▶ _What is expected_: Copy every line that contains the string "goods" from the entries below.

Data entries

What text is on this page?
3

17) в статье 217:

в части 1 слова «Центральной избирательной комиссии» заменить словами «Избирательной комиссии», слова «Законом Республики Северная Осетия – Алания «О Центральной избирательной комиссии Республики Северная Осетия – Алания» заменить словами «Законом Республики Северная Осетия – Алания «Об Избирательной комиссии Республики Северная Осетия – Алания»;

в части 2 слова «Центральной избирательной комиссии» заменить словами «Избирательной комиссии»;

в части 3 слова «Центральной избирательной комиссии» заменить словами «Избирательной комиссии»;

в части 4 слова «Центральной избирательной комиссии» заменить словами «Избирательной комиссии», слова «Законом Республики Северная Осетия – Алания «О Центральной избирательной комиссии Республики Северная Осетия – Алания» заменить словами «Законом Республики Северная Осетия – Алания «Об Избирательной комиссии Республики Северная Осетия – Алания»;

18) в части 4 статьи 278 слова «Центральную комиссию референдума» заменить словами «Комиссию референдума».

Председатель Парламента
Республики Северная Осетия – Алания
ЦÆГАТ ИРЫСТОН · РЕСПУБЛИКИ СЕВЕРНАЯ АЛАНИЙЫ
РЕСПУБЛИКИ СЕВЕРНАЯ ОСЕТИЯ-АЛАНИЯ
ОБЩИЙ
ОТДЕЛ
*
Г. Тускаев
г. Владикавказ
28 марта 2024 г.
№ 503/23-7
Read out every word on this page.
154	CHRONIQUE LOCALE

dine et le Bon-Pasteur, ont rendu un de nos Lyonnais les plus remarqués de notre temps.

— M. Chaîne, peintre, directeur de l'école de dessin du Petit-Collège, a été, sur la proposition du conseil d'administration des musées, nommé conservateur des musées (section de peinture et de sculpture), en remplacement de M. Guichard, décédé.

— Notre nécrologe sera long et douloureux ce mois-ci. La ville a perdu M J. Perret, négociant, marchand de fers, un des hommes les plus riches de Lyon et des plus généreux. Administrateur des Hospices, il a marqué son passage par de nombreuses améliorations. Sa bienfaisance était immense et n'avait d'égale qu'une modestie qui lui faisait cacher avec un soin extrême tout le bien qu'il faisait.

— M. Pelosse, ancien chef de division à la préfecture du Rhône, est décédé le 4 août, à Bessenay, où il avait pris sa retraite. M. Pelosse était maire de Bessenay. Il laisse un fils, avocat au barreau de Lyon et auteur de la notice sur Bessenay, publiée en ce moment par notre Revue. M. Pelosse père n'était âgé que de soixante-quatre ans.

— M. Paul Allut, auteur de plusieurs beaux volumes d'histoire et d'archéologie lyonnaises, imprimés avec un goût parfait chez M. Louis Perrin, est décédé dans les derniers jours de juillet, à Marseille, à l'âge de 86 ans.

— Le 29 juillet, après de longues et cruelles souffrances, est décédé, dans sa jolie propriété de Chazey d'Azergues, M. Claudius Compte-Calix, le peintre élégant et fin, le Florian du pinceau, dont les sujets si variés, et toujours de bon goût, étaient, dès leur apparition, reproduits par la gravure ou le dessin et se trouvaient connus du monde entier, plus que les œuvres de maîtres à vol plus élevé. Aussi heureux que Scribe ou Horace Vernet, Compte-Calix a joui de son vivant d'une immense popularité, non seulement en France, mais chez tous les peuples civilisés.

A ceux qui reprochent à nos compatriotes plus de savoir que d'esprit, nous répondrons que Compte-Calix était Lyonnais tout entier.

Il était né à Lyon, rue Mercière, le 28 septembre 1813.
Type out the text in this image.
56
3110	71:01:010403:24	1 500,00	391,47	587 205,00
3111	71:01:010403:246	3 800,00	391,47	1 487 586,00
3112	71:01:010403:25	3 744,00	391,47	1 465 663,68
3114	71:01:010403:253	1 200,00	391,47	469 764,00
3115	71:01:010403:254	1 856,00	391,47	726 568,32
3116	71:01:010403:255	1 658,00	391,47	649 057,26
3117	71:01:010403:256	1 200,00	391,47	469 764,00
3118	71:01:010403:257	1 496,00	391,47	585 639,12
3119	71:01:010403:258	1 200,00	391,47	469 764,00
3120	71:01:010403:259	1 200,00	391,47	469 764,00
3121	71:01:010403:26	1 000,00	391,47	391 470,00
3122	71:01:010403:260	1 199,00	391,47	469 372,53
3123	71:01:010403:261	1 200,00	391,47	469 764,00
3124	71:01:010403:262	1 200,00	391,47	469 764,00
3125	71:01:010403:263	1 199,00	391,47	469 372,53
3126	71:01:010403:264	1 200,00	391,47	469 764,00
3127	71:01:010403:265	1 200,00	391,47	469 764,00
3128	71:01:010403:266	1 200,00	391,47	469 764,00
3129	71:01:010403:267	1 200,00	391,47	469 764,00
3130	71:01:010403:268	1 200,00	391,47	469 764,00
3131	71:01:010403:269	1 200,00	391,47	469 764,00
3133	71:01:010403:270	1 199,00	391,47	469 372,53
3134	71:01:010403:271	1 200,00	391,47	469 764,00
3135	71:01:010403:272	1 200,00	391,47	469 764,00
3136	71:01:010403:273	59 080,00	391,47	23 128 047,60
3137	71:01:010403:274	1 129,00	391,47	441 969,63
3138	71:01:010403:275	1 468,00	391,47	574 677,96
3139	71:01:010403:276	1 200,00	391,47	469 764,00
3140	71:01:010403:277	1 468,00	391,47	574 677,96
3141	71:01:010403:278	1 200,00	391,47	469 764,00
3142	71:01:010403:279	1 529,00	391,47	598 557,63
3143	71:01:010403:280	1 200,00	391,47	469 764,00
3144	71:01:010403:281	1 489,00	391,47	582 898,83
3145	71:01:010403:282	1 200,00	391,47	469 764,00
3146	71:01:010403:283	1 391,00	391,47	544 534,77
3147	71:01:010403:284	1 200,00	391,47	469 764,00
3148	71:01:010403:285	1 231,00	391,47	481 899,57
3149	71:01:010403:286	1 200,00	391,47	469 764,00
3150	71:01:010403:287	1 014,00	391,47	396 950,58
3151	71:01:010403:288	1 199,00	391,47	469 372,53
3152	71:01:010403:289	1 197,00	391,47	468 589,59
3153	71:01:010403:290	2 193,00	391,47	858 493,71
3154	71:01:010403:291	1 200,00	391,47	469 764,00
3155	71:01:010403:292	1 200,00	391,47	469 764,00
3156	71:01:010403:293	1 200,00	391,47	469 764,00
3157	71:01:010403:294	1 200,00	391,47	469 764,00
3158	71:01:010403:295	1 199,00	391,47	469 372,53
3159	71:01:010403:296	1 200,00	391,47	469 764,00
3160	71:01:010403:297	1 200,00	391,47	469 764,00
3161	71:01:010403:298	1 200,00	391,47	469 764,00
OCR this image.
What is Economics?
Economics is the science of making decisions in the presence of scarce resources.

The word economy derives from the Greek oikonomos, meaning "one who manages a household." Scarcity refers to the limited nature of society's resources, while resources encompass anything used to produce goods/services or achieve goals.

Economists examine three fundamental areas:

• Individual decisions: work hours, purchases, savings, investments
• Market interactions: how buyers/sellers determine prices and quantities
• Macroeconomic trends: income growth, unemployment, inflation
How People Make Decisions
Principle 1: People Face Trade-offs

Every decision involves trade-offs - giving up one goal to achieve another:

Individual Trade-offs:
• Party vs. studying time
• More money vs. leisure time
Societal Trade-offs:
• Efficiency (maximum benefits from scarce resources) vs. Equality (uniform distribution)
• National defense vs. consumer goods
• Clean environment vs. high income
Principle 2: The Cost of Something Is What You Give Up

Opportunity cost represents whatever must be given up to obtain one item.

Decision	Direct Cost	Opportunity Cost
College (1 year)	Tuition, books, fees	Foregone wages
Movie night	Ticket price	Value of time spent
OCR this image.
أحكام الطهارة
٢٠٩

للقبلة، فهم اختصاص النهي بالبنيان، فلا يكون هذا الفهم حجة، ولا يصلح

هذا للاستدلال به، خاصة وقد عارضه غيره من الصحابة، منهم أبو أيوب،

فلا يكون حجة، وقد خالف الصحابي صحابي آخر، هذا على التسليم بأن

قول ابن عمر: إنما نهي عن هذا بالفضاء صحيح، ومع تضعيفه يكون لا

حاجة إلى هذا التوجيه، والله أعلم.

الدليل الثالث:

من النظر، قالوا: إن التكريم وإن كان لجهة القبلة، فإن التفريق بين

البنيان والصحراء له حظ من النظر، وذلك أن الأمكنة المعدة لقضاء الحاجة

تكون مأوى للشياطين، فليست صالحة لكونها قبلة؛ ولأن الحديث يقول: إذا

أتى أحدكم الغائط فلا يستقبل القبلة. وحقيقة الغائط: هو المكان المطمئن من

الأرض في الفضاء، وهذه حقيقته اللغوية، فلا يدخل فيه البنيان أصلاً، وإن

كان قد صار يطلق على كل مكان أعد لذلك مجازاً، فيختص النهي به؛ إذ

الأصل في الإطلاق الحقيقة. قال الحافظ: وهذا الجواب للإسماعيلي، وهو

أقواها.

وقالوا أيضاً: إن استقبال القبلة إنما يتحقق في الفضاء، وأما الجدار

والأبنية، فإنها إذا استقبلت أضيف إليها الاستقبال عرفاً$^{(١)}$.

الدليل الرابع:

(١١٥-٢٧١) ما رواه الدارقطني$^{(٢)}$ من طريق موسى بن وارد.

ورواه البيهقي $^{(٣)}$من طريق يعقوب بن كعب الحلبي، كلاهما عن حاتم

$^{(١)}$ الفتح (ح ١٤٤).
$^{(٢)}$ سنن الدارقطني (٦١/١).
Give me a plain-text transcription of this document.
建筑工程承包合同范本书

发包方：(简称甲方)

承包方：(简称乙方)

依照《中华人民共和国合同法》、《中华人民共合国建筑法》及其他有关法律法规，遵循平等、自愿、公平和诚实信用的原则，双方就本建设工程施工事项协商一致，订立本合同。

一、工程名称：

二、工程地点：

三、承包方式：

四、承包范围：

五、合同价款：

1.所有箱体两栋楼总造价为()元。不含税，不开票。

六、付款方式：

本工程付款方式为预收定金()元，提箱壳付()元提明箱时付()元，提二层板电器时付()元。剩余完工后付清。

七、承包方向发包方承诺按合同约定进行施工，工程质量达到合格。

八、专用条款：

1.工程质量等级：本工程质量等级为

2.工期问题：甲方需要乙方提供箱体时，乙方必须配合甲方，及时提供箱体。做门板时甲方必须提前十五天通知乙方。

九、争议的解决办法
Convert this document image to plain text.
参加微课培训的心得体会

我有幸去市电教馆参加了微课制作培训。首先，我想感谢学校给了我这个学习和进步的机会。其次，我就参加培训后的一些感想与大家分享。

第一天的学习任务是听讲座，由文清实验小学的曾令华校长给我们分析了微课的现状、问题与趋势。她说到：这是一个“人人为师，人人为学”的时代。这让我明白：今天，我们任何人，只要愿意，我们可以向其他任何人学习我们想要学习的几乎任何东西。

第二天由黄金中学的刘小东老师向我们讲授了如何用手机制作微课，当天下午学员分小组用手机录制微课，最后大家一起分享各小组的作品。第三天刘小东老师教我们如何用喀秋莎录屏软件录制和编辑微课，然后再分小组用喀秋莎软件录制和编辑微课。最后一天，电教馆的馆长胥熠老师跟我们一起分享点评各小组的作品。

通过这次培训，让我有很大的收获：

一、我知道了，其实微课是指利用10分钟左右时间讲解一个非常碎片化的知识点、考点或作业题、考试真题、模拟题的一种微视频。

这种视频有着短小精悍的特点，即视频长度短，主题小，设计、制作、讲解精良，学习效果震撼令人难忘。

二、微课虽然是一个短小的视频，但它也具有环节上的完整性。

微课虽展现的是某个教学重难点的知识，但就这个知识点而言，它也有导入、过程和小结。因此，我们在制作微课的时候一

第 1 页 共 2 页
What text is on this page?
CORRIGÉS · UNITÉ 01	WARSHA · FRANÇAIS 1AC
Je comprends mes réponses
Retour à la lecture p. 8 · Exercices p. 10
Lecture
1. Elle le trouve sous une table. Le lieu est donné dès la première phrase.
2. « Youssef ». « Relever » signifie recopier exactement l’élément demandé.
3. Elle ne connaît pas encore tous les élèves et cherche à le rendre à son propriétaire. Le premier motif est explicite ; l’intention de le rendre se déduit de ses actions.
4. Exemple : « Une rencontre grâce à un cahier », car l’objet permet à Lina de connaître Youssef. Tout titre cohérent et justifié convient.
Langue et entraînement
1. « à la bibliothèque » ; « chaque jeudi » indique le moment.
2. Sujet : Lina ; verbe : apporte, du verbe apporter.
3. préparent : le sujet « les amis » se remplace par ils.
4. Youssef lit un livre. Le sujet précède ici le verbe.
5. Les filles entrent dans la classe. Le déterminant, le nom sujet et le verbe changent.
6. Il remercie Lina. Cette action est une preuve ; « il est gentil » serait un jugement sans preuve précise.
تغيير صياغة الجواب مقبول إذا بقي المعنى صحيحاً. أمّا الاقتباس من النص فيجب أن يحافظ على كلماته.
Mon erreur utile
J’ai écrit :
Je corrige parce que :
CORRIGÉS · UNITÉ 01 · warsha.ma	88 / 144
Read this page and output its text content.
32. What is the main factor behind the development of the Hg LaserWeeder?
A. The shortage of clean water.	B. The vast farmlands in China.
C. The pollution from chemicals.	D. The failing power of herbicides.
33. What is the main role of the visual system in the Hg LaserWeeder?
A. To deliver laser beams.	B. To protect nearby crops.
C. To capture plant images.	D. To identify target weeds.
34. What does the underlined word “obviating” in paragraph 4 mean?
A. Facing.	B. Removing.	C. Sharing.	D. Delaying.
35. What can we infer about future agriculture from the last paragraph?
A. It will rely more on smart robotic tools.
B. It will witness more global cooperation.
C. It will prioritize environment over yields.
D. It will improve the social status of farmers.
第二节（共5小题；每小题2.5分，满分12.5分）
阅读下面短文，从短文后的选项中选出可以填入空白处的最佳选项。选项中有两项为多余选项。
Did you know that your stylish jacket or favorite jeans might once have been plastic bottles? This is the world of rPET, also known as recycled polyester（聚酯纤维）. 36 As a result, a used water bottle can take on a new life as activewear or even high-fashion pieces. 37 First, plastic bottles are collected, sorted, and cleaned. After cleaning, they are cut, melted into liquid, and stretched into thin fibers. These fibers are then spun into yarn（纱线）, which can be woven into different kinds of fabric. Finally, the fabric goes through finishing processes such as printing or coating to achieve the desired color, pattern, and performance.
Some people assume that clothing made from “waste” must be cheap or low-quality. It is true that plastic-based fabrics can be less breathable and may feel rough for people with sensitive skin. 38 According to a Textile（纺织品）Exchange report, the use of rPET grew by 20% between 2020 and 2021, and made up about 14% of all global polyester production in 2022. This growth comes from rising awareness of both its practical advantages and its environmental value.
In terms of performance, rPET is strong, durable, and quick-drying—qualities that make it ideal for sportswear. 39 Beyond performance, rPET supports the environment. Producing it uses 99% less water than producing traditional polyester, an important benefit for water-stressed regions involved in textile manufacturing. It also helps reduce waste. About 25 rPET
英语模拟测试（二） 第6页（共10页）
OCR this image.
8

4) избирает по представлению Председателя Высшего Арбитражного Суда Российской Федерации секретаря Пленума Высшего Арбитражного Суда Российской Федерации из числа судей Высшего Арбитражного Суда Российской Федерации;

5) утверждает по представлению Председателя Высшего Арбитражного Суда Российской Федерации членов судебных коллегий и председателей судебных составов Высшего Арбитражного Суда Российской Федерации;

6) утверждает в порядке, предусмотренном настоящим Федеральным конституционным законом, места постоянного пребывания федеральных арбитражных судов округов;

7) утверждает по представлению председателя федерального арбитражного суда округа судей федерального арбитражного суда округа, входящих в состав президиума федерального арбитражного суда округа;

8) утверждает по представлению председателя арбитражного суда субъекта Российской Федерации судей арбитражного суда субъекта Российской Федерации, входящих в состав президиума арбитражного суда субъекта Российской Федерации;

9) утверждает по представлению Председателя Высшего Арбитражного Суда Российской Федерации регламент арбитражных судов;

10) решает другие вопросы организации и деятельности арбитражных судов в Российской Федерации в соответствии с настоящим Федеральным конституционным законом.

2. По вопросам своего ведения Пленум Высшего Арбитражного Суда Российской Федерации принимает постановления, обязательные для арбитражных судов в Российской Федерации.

▶ _Correct answer_:
The word economy derives from the Greek oikonomos, meaning "one who manages a household." Scarcity refers to the limited nature of society's resources, while resources encompass anything used to produce goods/services or achieve goals.
• National defense vs. consumer goods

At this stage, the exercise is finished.